THE REQUEST: Count how many lines contain "рублей" and reply with that number only.

RECORDS SUPPLIED:
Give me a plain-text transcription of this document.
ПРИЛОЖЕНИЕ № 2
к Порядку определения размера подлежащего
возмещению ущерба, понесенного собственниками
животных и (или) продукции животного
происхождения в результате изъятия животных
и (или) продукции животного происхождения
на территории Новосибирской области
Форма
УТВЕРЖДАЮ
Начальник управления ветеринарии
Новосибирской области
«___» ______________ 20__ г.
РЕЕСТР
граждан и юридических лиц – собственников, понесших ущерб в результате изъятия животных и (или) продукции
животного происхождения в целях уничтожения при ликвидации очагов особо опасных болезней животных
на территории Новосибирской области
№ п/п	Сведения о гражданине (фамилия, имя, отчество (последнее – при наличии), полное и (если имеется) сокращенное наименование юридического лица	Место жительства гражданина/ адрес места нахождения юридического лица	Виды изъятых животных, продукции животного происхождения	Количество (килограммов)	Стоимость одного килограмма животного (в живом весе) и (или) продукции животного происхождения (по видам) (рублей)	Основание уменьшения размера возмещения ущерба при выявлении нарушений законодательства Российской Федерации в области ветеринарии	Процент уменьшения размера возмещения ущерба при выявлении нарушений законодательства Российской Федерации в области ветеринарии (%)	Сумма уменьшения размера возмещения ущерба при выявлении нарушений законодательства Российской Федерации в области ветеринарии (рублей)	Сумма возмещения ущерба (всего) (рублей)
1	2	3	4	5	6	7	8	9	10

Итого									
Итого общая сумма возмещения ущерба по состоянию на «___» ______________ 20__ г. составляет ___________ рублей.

TASK OUTPUT: 2